* [Given task] In the lines below, how many hold the word "Regular"? Answer only with the number.

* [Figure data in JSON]
==*==

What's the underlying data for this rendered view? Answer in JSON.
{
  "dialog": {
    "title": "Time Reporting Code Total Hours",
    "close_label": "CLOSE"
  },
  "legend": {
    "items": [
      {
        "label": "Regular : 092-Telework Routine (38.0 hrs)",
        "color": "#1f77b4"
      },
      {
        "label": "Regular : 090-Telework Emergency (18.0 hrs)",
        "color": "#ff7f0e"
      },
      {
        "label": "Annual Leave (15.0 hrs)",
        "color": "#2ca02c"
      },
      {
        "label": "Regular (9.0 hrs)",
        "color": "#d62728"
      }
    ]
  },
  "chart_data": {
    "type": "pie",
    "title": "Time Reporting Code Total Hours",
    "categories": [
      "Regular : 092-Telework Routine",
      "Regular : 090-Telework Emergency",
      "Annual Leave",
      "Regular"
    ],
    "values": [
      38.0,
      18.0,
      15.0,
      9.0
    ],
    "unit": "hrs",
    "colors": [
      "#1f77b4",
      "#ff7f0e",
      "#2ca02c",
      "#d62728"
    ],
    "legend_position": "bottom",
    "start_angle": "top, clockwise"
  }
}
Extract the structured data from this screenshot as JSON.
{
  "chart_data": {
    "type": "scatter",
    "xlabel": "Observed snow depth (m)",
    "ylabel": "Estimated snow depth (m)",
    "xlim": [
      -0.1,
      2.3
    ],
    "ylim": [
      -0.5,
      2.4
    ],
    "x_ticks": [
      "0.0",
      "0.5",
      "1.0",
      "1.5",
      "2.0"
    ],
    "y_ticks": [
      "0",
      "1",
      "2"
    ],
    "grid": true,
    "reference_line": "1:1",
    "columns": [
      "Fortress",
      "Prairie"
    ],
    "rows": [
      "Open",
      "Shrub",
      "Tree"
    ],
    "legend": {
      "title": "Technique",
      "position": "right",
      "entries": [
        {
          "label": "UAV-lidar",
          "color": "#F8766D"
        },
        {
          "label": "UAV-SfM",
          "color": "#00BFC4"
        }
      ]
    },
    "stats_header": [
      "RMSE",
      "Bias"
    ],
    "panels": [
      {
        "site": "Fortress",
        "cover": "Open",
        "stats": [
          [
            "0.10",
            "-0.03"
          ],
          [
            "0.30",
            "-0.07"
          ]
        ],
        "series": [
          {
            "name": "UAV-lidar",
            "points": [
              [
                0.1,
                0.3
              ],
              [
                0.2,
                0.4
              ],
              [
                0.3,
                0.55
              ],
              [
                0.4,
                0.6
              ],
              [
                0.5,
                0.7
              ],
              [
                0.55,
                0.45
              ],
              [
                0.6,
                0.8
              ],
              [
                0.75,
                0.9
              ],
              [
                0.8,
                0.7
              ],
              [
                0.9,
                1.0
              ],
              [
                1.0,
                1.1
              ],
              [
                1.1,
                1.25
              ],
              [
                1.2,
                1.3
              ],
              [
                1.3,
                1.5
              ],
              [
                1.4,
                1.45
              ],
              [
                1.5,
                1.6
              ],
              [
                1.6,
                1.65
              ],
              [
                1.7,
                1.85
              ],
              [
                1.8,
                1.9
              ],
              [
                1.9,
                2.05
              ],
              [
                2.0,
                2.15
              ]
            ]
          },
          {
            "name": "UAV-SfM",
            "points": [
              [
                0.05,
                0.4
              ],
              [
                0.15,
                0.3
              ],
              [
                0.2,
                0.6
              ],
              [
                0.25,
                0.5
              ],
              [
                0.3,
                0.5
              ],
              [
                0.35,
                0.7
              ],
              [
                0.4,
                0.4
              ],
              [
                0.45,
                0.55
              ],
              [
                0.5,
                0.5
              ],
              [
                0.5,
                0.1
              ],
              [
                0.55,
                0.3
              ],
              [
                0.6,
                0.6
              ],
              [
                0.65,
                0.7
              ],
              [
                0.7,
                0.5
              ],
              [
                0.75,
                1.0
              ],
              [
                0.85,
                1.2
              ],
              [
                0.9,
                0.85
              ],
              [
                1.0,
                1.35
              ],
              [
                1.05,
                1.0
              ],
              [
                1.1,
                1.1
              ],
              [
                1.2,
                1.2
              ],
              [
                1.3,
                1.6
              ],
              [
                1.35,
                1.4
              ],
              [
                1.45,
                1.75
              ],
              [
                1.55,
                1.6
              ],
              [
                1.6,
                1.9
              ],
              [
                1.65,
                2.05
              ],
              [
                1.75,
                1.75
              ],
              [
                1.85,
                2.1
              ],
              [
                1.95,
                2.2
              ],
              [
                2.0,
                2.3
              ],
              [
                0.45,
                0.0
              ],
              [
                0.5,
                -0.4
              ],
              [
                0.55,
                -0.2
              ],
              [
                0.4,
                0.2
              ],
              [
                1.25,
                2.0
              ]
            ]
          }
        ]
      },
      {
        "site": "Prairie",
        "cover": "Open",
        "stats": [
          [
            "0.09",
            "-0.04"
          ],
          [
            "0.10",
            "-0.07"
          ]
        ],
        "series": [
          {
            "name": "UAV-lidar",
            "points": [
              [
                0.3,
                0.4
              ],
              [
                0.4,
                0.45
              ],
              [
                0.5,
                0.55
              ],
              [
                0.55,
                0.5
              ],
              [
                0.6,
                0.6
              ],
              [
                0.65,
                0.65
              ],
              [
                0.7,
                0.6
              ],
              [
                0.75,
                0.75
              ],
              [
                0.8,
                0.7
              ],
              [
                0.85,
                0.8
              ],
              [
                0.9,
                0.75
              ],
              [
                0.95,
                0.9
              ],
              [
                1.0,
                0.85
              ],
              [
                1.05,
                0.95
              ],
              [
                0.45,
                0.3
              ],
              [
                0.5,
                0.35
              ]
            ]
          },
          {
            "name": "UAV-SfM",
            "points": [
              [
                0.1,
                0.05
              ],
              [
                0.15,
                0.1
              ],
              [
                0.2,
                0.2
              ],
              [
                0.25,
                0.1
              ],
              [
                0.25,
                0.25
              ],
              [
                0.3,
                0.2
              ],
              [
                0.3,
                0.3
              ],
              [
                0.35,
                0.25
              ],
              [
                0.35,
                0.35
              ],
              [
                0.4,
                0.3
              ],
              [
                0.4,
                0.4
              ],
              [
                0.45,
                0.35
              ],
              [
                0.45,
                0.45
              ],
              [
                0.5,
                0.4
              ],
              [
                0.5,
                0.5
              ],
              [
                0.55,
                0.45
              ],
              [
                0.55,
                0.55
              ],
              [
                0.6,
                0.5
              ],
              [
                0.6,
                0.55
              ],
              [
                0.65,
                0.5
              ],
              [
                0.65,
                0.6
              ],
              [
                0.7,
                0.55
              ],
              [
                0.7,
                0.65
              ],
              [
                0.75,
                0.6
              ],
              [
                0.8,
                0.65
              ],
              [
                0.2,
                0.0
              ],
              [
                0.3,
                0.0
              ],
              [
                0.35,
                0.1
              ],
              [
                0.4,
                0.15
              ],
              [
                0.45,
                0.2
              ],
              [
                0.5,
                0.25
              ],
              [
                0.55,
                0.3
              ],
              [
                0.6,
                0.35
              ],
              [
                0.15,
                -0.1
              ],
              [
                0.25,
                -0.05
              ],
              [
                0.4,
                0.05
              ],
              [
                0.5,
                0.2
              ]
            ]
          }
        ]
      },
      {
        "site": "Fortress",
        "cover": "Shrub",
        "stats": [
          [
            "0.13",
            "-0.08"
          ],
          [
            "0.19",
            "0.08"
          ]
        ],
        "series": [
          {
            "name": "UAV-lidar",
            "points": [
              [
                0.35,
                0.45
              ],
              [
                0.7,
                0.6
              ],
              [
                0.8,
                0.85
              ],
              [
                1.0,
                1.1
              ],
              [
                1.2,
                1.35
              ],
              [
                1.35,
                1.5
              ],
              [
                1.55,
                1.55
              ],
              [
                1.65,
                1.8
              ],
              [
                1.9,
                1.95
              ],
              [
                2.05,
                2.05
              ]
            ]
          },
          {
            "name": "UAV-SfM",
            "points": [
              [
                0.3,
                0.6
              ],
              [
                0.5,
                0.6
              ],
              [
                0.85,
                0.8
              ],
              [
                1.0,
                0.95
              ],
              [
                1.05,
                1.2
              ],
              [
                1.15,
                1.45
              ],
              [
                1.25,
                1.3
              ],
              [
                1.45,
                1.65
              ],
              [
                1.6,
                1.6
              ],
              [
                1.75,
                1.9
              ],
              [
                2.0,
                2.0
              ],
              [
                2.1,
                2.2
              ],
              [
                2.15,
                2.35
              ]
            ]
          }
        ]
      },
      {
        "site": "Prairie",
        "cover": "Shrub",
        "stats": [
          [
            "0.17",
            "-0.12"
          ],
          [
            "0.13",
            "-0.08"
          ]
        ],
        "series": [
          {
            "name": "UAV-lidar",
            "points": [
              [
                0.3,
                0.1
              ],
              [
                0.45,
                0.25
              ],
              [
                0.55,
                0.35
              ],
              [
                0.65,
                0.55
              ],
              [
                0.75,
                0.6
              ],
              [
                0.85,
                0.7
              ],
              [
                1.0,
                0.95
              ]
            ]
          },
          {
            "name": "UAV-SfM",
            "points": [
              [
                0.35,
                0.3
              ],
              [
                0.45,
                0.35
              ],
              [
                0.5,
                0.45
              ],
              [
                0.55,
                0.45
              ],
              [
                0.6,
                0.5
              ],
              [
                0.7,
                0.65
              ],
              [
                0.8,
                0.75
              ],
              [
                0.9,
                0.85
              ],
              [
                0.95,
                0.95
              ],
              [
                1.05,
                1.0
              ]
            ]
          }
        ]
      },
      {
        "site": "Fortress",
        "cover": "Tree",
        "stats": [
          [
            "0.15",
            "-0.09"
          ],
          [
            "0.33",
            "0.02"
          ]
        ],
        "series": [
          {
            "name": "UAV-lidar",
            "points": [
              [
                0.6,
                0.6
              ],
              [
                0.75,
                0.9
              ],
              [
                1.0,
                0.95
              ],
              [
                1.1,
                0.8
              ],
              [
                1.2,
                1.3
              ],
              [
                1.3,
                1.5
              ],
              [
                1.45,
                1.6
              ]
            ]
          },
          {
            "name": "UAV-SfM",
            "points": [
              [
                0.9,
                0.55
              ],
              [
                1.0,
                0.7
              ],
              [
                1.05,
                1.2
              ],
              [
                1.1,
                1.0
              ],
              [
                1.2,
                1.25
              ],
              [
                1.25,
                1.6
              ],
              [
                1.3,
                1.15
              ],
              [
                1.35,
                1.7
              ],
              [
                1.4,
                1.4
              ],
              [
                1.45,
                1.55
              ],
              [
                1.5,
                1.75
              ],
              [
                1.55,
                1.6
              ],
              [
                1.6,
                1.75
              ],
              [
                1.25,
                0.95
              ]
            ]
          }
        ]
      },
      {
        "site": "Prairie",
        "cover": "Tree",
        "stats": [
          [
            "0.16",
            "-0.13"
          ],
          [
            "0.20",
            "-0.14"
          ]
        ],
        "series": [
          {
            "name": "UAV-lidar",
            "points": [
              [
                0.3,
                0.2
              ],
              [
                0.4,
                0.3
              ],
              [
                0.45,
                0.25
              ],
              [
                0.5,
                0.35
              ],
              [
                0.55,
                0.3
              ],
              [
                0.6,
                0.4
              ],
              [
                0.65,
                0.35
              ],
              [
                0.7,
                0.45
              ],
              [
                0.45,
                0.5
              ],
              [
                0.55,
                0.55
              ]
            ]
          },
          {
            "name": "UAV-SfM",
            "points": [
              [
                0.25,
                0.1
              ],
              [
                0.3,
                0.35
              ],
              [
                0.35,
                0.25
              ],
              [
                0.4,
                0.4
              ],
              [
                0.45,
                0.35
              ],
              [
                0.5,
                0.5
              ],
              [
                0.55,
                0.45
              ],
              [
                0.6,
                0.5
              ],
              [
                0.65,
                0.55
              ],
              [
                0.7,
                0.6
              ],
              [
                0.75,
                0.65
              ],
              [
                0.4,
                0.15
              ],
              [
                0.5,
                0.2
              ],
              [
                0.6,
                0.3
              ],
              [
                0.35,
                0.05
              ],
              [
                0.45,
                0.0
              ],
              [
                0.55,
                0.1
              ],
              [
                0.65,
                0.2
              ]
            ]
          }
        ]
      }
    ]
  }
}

==*==

* [Result of the exercise] 6